Problem:
Print the entries below in their entirety, exactly as they are written.

The records:
++++++++
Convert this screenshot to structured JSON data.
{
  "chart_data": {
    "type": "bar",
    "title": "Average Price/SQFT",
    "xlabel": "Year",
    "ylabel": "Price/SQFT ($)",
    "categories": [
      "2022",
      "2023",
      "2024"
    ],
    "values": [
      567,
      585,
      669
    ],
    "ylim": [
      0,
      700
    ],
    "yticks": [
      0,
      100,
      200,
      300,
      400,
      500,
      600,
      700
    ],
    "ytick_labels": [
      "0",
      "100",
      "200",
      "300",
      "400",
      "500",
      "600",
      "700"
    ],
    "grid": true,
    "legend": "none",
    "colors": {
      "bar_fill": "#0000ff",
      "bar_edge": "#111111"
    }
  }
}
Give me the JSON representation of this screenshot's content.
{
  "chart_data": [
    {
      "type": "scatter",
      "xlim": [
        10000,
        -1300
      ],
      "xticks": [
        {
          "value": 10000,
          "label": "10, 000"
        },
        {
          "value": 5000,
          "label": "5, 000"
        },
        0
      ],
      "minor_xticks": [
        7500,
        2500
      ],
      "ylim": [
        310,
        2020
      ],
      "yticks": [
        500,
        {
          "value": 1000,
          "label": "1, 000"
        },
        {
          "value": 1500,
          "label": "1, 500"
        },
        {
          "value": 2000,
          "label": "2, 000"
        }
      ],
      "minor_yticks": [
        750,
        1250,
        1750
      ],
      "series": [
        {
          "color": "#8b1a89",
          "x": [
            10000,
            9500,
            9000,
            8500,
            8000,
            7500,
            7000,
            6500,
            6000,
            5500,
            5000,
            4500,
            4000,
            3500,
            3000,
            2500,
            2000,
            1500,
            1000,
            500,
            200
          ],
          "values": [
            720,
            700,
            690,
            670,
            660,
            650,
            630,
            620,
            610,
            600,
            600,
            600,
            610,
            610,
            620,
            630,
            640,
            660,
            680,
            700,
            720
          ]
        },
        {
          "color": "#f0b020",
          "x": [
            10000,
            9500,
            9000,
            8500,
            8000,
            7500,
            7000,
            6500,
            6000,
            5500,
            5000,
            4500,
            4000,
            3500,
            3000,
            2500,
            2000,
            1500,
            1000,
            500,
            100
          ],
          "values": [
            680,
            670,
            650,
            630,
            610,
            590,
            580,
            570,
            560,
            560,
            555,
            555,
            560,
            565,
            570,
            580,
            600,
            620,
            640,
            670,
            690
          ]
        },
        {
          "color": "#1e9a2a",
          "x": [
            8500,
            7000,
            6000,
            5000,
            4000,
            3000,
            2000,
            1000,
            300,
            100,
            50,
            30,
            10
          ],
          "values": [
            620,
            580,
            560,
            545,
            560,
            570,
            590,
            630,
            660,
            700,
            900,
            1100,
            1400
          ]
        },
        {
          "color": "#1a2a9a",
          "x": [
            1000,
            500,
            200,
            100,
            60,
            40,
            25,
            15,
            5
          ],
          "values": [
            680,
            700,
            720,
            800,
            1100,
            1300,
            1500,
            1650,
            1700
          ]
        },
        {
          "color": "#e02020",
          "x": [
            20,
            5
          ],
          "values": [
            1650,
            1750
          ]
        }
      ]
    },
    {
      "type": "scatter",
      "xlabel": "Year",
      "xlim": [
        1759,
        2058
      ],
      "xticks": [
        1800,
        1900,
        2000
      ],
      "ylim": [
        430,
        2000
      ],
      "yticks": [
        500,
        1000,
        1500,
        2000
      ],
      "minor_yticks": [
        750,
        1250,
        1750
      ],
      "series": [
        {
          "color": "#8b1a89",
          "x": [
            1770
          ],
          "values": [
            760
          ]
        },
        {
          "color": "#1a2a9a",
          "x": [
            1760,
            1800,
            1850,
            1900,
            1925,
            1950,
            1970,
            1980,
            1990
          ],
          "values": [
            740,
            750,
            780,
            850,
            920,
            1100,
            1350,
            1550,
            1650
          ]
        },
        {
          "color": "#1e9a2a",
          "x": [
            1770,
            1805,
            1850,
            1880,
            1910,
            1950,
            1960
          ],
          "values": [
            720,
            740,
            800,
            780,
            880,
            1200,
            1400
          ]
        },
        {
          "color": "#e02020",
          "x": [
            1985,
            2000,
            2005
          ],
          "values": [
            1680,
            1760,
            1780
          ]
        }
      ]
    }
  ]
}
++++++++
Solution for this exercise:
Convert this screenshot to structured JSON data.
{
  "chart_data": {
    "type": "bar",
    "title": "Average Price/SQFT",
    "xlabel": "Year",
    "ylabel": "Price/SQFT ($)",
    "categories": [
      "2022",
      "2023",
      "2024"
    ],
    "values": [
      567,
      585,
      669
    ],
    "ylim": [
      0,
      700
    ],
    "yticks": [
      0,
      100,
      200,
      300,
      400,
      500,
      600,
      700
    ],
    "ytick_labels": [
      "0",
      "100",
      "200",
      "300",
      "400",
      "500",
      "600",
      "700"
    ],
    "grid": true,
    "legend": "none",
    "colors": {
      "bar_fill": "#0000ff",
      "bar_edge": "#111111"
    }
  }
}
Give me the JSON representation of this screenshot's content.
{
  "chart_data": [
    {
      "type": "scatter",
      "xlim": [
        10000,
        -1300
      ],
      "xticks": [
        {
          "value": 10000,
          "label": "10, 000"
        },
        {
          "value": 5000,
          "label": "5, 000"
        },
        0
      ],
      "minor_xticks": [
        7500,
        2500
      ],
      "ylim": [
        310,
        2020
      ],
      "yticks": [
        500,
        {
          "value": 1000,
          "label": "1, 000"
        },
        {
          "value": 1500,
          "label": "1, 500"
        },
        {
          "value": 2000,
          "label": "2, 000"
        }
      ],
      "minor_yticks": [
        750,
        1250,
        1750
      ],
      "series": [
        {
          "color": "#8b1a89",
          "x": [
            10000,
            9500,
            9000,
            8500,
            8000,
            7500,
            7000,
            6500,
            6000,
            5500,
            5000,
            4500,
            4000,
            3500,
            3000,
            2500,
            2000,
            1500,
            1000,
            500,
            200
          ],
          "values": [
            720,
            700,
            690,
            670,
            660,
            650,
            630,
            620,
            610,
            600,
            600,
            600,
            610,
            610,
            620,
            630,
            640,
            660,
            680,
            700,
            720
          ]
        },
        {
          "color": "#f0b020",
          "x": [
            10000,
            9500,
            9000,
            8500,
            8000,
            7500,
            7000,
            6500,
            6000,
            5500,
            5000,
            4500,
            4000,
            3500,
            3000,
            2500,
            2000,
            1500,
            1000,
            500,
            100
          ],
          "values": [
            680,
            670,
            650,
            630,
            610,
            590,
            580,
            570,
            560,
            560,
            555,
            555,
            560,
            565,
            570,
            580,
            600,
            620,
            640,
            670,
            690
          ]
        },
        {
          "color": "#1e9a2a",
          "x": [
            8500,
            7000,
            6000,
            5000,
            4000,
            3000,
            2000,
            1000,
            300,
            100,
            50,
            30,
            10
          ],
          "values": [
            620,
            580,
            560,
            545,
            560,
            570,
            590,
            630,
            660,
            700,
            900,
            1100,
            1400
          ]
        },
        {
          "color": "#1a2a9a",
          "x": [
            1000,
            500,
            200,
            100,
            60,
            40,
            25,
            15,
            5
          ],
          "values": [
            680,
            700,
            720,
            800,
            1100,
            1300,
            1500,
            1650,
            1700
          ]
        },
        {
          "color": "#e02020",
          "x": [
            20,
            5
          ],
          "values": [
            1650,
            1750
          ]
        }
      ]
    },
    {
      "type": "scatter",
      "xlabel": "Year",
      "xlim": [
        1759,
        2058
      ],
      "xticks": [
        1800,
        1900,
        2000
      ],
      "ylim": [
        430,
        2000
      ],
      "yticks": [
        500,
        1000,
        1500,
        2000
      ],
      "minor_yticks": [
        750,
        1250,
        1750
      ],
      "series": [
        {
          "color": "#8b1a89",
          "x": [
            1770
          ],
          "values": [
            760
          ]
        },
        {
          "color": "#1a2a9a",
          "x": [
            1760,
            1800,
            1850,
            1900,
            1925,
            1950,
            1970,
            1980,
            1990
          ],
          "values": [
            740,
            750,
            780,
            850,
            920,
            1100,
            1350,
            1550,
            1650
          ]
        },
        {
          "color": "#1e9a2a",
          "x": [
            1770,
            1805,
            1850,
            1880,
            1910,
            1950,
            1960
          ],
          "values": [
            720,
            740,
            800,
            780,
            880,
            1200,
            1400
          ]
        },
        {
          "color": "#e02020",
          "x": [
            1985,
            2000,
            2005
          ],
          "values": [
            1680,
            1760,
            1780
          ]
        }
      ]
    }
  ]
}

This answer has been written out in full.